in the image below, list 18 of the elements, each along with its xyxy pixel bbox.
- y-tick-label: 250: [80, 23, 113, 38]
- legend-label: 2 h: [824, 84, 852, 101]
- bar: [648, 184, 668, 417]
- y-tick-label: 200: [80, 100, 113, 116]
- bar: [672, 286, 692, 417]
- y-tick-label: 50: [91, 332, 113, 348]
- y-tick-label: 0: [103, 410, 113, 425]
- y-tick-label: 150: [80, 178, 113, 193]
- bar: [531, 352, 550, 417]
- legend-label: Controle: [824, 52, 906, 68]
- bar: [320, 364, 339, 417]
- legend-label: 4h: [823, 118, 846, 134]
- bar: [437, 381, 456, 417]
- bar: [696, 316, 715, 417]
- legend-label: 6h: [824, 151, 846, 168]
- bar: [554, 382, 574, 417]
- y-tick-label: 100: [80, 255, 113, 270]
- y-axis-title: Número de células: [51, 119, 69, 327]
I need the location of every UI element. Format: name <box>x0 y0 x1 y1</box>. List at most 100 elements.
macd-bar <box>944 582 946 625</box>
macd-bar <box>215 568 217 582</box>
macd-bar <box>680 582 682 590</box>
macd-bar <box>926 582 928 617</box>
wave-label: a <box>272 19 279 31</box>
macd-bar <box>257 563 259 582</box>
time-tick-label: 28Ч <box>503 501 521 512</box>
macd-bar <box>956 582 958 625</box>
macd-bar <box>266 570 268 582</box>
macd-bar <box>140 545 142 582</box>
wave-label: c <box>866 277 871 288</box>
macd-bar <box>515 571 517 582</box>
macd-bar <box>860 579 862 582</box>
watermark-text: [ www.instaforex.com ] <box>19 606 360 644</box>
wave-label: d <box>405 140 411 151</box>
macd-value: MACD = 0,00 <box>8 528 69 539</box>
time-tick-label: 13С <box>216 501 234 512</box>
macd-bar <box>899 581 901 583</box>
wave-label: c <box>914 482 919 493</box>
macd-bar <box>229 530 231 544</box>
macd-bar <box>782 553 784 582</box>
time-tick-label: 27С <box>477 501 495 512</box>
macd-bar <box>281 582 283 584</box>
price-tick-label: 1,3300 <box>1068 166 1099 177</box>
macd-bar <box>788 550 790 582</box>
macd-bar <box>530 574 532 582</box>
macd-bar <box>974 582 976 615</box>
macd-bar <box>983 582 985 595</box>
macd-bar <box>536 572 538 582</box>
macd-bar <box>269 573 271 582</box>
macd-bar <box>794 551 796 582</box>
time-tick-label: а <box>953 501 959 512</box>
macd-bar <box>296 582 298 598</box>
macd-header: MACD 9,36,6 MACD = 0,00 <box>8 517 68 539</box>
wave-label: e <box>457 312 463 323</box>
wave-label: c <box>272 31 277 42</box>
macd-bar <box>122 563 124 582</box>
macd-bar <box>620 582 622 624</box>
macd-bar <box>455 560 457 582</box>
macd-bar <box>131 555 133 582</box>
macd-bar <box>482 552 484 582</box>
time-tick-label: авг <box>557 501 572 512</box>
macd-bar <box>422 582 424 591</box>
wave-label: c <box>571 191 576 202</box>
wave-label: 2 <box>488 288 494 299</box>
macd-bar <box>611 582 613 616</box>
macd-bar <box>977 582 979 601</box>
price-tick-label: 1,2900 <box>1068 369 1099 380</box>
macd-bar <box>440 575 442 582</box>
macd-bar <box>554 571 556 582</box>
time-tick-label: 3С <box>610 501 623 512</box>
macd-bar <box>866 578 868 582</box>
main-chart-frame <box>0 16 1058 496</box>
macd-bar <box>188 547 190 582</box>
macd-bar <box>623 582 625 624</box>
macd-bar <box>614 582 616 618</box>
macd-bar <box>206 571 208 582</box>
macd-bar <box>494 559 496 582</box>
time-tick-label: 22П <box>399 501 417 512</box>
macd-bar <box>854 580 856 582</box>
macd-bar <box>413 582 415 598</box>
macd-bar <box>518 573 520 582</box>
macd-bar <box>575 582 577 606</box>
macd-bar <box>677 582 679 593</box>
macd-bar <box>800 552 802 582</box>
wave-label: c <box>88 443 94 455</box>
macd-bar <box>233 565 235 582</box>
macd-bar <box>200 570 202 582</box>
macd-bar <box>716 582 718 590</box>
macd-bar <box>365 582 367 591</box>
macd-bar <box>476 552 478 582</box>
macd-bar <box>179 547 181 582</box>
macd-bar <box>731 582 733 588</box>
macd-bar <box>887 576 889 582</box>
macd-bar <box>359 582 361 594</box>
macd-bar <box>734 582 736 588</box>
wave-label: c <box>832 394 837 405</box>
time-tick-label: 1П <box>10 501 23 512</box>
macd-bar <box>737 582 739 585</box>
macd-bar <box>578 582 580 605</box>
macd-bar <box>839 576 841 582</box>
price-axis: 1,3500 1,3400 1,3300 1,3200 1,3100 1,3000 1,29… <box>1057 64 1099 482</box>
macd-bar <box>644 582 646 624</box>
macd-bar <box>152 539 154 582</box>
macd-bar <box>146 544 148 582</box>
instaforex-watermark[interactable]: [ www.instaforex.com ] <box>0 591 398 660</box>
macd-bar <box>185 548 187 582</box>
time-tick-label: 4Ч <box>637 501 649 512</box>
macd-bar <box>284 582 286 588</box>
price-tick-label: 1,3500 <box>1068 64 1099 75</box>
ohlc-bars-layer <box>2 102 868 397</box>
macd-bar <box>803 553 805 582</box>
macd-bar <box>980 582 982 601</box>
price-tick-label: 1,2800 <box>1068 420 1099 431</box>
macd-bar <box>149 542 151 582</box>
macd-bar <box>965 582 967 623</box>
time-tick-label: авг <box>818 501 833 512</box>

◆ ◆ ◆ ◆

• _GEGEBENE AUFGABE_
Schreib die Einträge oben Zeile für Zeile unverändert ab.

• _LÖSUNG_
in the image below, list 18 of the elements, each along with its xyxy pixel bbox.
- y-tick-label: 250: [80, 23, 113, 38]
- legend-label: 2 h: [824, 84, 852, 101]
- bar: [648, 184, 668, 417]
- y-tick-label: 200: [80, 100, 113, 116]
- bar: [672, 286, 692, 417]
- y-tick-label: 50: [91, 332, 113, 348]
- y-tick-label: 0: [103, 410, 113, 425]
- y-tick-label: 150: [80, 178, 113, 193]
- bar: [531, 352, 550, 417]
- legend-label: Controle: [824, 52, 906, 68]
- bar: [320, 364, 339, 417]
- legend-label: 4h: [823, 118, 846, 134]
- bar: [437, 381, 456, 417]
- bar: [696, 316, 715, 417]
- legend-label: 6h: [824, 151, 846, 168]
- bar: [554, 382, 574, 417]
- y-tick-label: 100: [80, 255, 113, 270]
- y-axis-title: Número de células: [51, 119, 69, 327]
I need the location of every UI element. Format: name <box>x0 y0 x1 y1</box>. List at most 100 elements.
macd-bar <box>944 582 946 625</box>
macd-bar <box>215 568 217 582</box>
macd-bar <box>680 582 682 590</box>
macd-bar <box>926 582 928 617</box>
wave-label: a <box>272 19 279 31</box>
macd-bar <box>257 563 259 582</box>
time-tick-label: 28Ч <box>503 501 521 512</box>
macd-bar <box>956 582 958 625</box>
macd-bar <box>266 570 268 582</box>
macd-bar <box>140 545 142 582</box>
wave-label: c <box>866 277 871 288</box>
macd-bar <box>515 571 517 582</box>
macd-bar <box>860 579 862 582</box>
watermark-text: [ www.instaforex.com ] <box>19 606 360 644</box>
wave-label: d <box>405 140 411 151</box>
macd-value: MACD = 0,00 <box>8 528 69 539</box>
time-tick-label: 13С <box>216 501 234 512</box>
macd-bar <box>899 581 901 583</box>
wave-label: c <box>914 482 919 493</box>
macd-bar <box>229 530 231 544</box>
macd-bar <box>782 553 784 582</box>
time-tick-label: 27С <box>477 501 495 512</box>
macd-bar <box>281 582 283 584</box>
price-tick-label: 1,3300 <box>1068 166 1099 177</box>
macd-bar <box>788 550 790 582</box>
macd-bar <box>530 574 532 582</box>
macd-bar <box>974 582 976 615</box>
macd-bar <box>983 582 985 595</box>
macd-bar <box>536 572 538 582</box>
macd-bar <box>269 573 271 582</box>
macd-bar <box>794 551 796 582</box>
time-tick-label: а <box>953 501 959 512</box>
macd-bar <box>296 582 298 598</box>
macd-header: MACD 9,36,6 MACD = 0,00 <box>8 517 68 539</box>
wave-label: e <box>457 312 463 323</box>
wave-label: c <box>272 31 277 42</box>
macd-bar <box>122 563 124 582</box>
macd-bar <box>620 582 622 624</box>
macd-bar <box>455 560 457 582</box>
macd-bar <box>131 555 133 582</box>
macd-bar <box>482 552 484 582</box>
time-tick-label: авг <box>557 501 572 512</box>
macd-bar <box>422 582 424 591</box>
wave-label: c <box>571 191 576 202</box>
wave-label: 2 <box>488 288 494 299</box>
macd-bar <box>611 582 613 616</box>
macd-bar <box>977 582 979 601</box>
price-tick-label: 1,2900 <box>1068 369 1099 380</box>
macd-bar <box>440 575 442 582</box>
macd-bar <box>554 571 556 582</box>
time-tick-label: 3С <box>610 501 623 512</box>
macd-bar <box>866 578 868 582</box>
main-chart-frame <box>0 16 1058 496</box>
macd-bar <box>188 547 190 582</box>
macd-bar <box>623 582 625 624</box>
macd-bar <box>614 582 616 618</box>
macd-bar <box>206 571 208 582</box>
macd-bar <box>494 559 496 582</box>
time-tick-label: 22П <box>399 501 417 512</box>
macd-bar <box>854 580 856 582</box>
macd-bar <box>413 582 415 598</box>
macd-bar <box>518 573 520 582</box>
macd-bar <box>575 582 577 606</box>
macd-bar <box>677 582 679 593</box>
macd-bar <box>800 552 802 582</box>
wave-label: c <box>88 443 94 455</box>
macd-bar <box>233 565 235 582</box>
macd-bar <box>200 570 202 582</box>
macd-bar <box>716 582 718 590</box>
macd-bar <box>365 582 367 591</box>
macd-bar <box>476 552 478 582</box>
macd-bar <box>179 547 181 582</box>
macd-bar <box>731 582 733 588</box>
macd-bar <box>887 576 889 582</box>
macd-bar <box>359 582 361 594</box>
macd-bar <box>734 582 736 588</box>
wave-label: c <box>832 394 837 405</box>
time-tick-label: 1П <box>10 501 23 512</box>
macd-bar <box>737 582 739 585</box>
macd-bar <box>578 582 580 605</box>
macd-bar <box>839 576 841 582</box>
price-axis: 1,3500 1,3400 1,3300 1,3200 1,3100 1,3000 1,29… <box>1057 64 1099 482</box>
macd-bar <box>644 582 646 624</box>
macd-bar <box>152 539 154 582</box>
macd-bar <box>146 544 148 582</box>
instaforex-watermark[interactable]: [ www.instaforex.com ] <box>0 591 398 660</box>
macd-bar <box>185 548 187 582</box>
time-tick-label: 4Ч <box>637 501 649 512</box>
macd-bar <box>284 582 286 588</box>
price-tick-label: 1,3500 <box>1068 64 1099 75</box>
ohlc-bars-layer <box>2 102 868 397</box>
macd-bar <box>803 553 805 582</box>
macd-bar <box>980 582 982 601</box>
price-tick-label: 1,2800 <box>1068 420 1099 431</box>
macd-bar <box>149 542 151 582</box>
macd-bar <box>965 582 967 623</box>
time-tick-label: авг <box>818 501 833 512</box>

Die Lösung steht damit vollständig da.